TASK DETAILS:
Copy out every line of the data exactly.
#### RECORD SET
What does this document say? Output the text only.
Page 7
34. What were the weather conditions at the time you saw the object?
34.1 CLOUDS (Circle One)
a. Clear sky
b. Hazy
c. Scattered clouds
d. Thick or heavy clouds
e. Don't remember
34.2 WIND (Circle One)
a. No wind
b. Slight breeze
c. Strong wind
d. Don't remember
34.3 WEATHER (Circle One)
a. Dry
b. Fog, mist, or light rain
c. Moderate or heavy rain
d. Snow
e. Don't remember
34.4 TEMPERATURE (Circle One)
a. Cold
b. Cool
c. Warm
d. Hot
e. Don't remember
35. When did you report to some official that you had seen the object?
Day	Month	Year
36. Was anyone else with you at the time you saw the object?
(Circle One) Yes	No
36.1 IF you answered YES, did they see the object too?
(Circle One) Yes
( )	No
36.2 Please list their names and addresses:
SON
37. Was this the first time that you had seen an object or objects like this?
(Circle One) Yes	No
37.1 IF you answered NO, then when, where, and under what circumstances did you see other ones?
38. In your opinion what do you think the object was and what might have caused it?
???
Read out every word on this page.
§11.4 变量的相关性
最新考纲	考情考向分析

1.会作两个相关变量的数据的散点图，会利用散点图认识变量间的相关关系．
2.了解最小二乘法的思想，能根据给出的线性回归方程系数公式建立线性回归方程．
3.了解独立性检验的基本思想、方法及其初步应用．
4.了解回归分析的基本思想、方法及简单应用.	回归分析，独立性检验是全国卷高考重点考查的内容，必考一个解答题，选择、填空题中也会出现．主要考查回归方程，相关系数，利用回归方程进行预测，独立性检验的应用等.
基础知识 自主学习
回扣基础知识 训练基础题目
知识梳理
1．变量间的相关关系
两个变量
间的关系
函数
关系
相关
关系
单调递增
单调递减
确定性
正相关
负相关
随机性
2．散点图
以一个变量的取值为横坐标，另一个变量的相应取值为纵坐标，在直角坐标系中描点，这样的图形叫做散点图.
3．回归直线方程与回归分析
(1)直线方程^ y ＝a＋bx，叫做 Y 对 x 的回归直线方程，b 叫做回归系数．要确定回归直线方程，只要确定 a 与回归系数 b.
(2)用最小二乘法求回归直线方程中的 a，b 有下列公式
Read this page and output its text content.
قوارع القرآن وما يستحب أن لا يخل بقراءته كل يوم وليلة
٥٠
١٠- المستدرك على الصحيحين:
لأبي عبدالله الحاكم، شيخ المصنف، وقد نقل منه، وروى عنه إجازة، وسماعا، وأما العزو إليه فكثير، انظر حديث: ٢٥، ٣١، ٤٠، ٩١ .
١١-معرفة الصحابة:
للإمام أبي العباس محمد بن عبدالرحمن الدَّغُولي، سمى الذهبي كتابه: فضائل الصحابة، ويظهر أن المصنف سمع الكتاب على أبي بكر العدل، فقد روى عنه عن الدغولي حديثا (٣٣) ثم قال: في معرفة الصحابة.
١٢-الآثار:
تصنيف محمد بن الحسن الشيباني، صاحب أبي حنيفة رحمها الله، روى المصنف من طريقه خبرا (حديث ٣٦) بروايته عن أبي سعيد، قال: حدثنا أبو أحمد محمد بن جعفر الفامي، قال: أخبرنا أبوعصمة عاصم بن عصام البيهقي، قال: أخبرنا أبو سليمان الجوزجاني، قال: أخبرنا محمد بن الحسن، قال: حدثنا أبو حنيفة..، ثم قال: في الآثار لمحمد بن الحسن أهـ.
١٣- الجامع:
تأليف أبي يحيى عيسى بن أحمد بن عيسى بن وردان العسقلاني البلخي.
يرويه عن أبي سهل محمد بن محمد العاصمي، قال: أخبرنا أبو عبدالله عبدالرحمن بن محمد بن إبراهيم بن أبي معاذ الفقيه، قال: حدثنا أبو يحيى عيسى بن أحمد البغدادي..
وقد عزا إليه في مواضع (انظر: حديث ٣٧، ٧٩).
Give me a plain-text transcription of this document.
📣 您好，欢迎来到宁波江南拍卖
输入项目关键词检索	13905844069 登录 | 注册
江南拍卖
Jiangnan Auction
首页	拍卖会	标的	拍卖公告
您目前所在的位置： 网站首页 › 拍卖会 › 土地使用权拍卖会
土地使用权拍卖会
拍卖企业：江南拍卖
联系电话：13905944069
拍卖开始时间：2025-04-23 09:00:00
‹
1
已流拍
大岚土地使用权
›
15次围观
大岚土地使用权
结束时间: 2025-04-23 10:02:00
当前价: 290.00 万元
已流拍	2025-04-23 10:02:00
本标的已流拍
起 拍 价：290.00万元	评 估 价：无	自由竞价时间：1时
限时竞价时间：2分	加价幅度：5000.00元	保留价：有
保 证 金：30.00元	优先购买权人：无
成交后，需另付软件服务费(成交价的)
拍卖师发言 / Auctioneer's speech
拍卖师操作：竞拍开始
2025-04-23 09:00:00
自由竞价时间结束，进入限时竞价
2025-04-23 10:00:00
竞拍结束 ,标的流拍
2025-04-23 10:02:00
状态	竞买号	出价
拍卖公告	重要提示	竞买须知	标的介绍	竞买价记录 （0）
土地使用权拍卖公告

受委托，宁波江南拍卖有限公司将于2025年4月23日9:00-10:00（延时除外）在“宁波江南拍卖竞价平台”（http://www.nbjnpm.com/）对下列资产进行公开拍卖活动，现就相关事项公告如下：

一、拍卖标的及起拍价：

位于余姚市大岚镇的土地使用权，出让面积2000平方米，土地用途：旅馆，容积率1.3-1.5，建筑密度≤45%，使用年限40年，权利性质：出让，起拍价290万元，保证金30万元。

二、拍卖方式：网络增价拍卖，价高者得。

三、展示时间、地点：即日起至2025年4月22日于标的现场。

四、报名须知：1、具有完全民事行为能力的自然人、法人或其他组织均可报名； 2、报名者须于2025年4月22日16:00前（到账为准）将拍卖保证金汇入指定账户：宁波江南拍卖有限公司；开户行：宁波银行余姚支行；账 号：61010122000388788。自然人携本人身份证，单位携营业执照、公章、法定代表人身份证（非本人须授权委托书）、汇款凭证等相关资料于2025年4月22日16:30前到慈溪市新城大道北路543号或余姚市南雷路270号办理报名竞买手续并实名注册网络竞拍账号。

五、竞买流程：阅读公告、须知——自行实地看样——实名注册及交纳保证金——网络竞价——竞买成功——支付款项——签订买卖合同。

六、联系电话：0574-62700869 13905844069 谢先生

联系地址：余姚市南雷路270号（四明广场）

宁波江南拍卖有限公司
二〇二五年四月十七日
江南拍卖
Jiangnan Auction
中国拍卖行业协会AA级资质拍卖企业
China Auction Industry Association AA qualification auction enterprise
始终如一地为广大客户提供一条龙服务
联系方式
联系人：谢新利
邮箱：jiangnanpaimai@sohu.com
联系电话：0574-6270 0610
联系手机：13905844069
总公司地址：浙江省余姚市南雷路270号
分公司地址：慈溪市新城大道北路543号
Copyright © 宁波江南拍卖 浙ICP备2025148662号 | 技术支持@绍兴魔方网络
########
RESPONSE TO THE TASK:
What does this document say? Output the text only.
Page 7
34. What were the weather conditions at the time you saw the object?
34.1 CLOUDS (Circle One)
a. Clear sky
b. Hazy
c. Scattered clouds
d. Thick or heavy clouds
e. Don't remember
34.2 WIND (Circle One)
a. No wind
b. Slight breeze
c. Strong wind
d. Don't remember
34.3 WEATHER (Circle One)
a. Dry
b. Fog, mist, or light rain
c. Moderate or heavy rain
d. Snow
e. Don't remember
34.4 TEMPERATURE (Circle One)
a. Cold
b. Cool
c. Warm
d. Hot
e. Don't remember
35. When did you report to some official that you had seen the object?
Day	Month	Year
36. Was anyone else with you at the time you saw the object?
(Circle One) Yes	No
36.1 IF you answered YES, did they see the object too?
(Circle One) Yes
( )	No
36.2 Please list their names and addresses:
SON
37. Was this the first time that you had seen an object or objects like this?
(Circle One) Yes	No
37.1 IF you answered NO, then when, where, and under what circumstances did you see other ones?
38. In your opinion what do you think the object was and what might have caused it?
???
Read out every word on this page.
§11.4 变量的相关性
最新考纲	考情考向分析

1.会作两个相关变量的数据的散点图，会利用散点图认识变量间的相关关系．
2.了解最小二乘法的思想，能根据给出的线性回归方程系数公式建立线性回归方程．
3.了解独立性检验的基本思想、方法及其初步应用．
4.了解回归分析的基本思想、方法及简单应用.	回归分析，独立性检验是全国卷高考重点考查的内容，必考一个解答题，选择、填空题中也会出现．主要考查回归方程，相关系数，利用回归方程进行预测，独立性检验的应用等.
基础知识 自主学习
回扣基础知识 训练基础题目
知识梳理
1．变量间的相关关系
两个变量
间的关系
函数
关系
相关
关系
单调递增
单调递减
确定性
正相关
负相关
随机性
2．散点图
以一个变量的取值为横坐标，另一个变量的相应取值为纵坐标，在直角坐标系中描点，这样的图形叫做散点图.
3．回归直线方程与回归分析
(1)直线方程^ y ＝a＋bx，叫做 Y 对 x 的回归直线方程，b 叫做回归系数．要确定回归直线方程，只要确定 a 与回归系数 b.
(2)用最小二乘法求回归直线方程中的 a，b 有下列公式
Read this page and output its text content.
قوارع القرآن وما يستحب أن لا يخل بقراءته كل يوم وليلة
٥٠
١٠- المستدرك على الصحيحين:
لأبي عبدالله الحاكم، شيخ المصنف، وقد نقل منه، وروى عنه إجازة، وسماعا، وأما العزو إليه فكثير، انظر حديث: ٢٥، ٣١، ٤٠، ٩١ .
١١-معرفة الصحابة:
للإمام أبي العباس محمد بن عبدالرحمن الدَّغُولي، سمى الذهبي كتابه: فضائل الصحابة، ويظهر أن المصنف سمع الكتاب على أبي بكر العدل، فقد روى عنه عن الدغولي حديثا (٣٣) ثم قال: في معرفة الصحابة.
١٢-الآثار:
تصنيف محمد بن الحسن الشيباني، صاحب أبي حنيفة رحمها الله، روى المصنف من طريقه خبرا (حديث ٣٦) بروايته عن أبي سعيد، قال: حدثنا أبو أحمد محمد بن جعفر الفامي، قال: أخبرنا أبوعصمة عاصم بن عصام البيهقي، قال: أخبرنا أبو سليمان الجوزجاني، قال: أخبرنا محمد بن الحسن، قال: حدثنا أبو حنيفة..، ثم قال: في الآثار لمحمد بن الحسن أهـ.
١٣- الجامع:
تأليف أبي يحيى عيسى بن أحمد بن عيسى بن وردان العسقلاني البلخي.
يرويه عن أبي سهل محمد بن محمد العاصمي، قال: أخبرنا أبو عبدالله عبدالرحمن بن محمد بن إبراهيم بن أبي معاذ الفقيه، قال: حدثنا أبو يحيى عيسى بن أحمد البغدادي..
وقد عزا إليه في مواضع (انظر: حديث ٣٧، ٧٩).
Give me a plain-text transcription of this document.
📣 您好，欢迎来到宁波江南拍卖
输入项目关键词检索	13905844069 登录 | 注册
江南拍卖
Jiangnan Auction
首页	拍卖会	标的	拍卖公告
您目前所在的位置： 网站首页 › 拍卖会 › 土地使用权拍卖会
土地使用权拍卖会
拍卖企业：江南拍卖
联系电话：13905944069
拍卖开始时间：2025-04-23 09:00:00
‹
1
已流拍
大岚土地使用权
›
15次围观
大岚土地使用权
结束时间: 2025-04-23 10:02:00
当前价: 290.00 万元
已流拍	2025-04-23 10:02:00
本标的已流拍
起 拍 价：290.00万元	评 估 价：无	自由竞价时间：1时
限时竞价时间：2分	加价幅度：5000.00元	保留价：有
保 证 金：30.00元	优先购买权人：无
成交后，需另付软件服务费(成交价的)
拍卖师发言 / Auctioneer's speech
拍卖师操作：竞拍开始
2025-04-23 09:00:00
自由竞价时间结束，进入限时竞价
2025-04-23 10:00:00
竞拍结束 ,标的流拍
2025-04-23 10:02:00
状态	竞买号	出价
拍卖公告	重要提示	竞买须知	标的介绍	竞买价记录 （0）
土地使用权拍卖公告

受委托，宁波江南拍卖有限公司将于2025年4月23日9:00-10:00（延时除外）在“宁波江南拍卖竞价平台”（http://www.nbjnpm.com/）对下列资产进行公开拍卖活动，现就相关事项公告如下：

一、拍卖标的及起拍价：

位于余姚市大岚镇的土地使用权，出让面积2000平方米，土地用途：旅馆，容积率1.3-1.5，建筑密度≤45%，使用年限40年，权利性质：出让，起拍价290万元，保证金30万元。

二、拍卖方式：网络增价拍卖，价高者得。

三、展示时间、地点：即日起至2025年4月22日于标的现场。

四、报名须知：1、具有完全民事行为能力的自然人、法人或其他组织均可报名； 2、报名者须于2025年4月22日16:00前（到账为准）将拍卖保证金汇入指定账户：宁波江南拍卖有限公司；开户行：宁波银行余姚支行；账 号：61010122000388788。自然人携本人身份证，单位携营业执照、公章、法定代表人身份证（非本人须授权委托书）、汇款凭证等相关资料于2025年4月22日16:30前到慈溪市新城大道北路543号或余姚市南雷路270号办理报名竞买手续并实名注册网络竞拍账号。

五、竞买流程：阅读公告、须知——自行实地看样——实名注册及交纳保证金——网络竞价——竞买成功——支付款项——签订买卖合同。

六、联系电话：0574-62700869 13905844069 谢先生

联系地址：余姚市南雷路270号（四明广场）

宁波江南拍卖有限公司
二〇二五年四月十七日
江南拍卖
Jiangnan Auction
中国拍卖行业协会AA级资质拍卖企业
China Auction Industry Association AA qualification auction enterprise
始终如一地为广大客户提供一条龙服务
联系方式
联系人：谢新利
邮箱：jiangnanpaimai@sohu.com
联系电话：0574-6270 0610
联系手机：13905844069
总公司地址：浙江省余姚市南雷路270号
分公司地址：慈溪市新城大道北路543号
Copyright © 宁波江南拍卖 浙ICP备2025148662号 | 技术支持@绍兴魔方网络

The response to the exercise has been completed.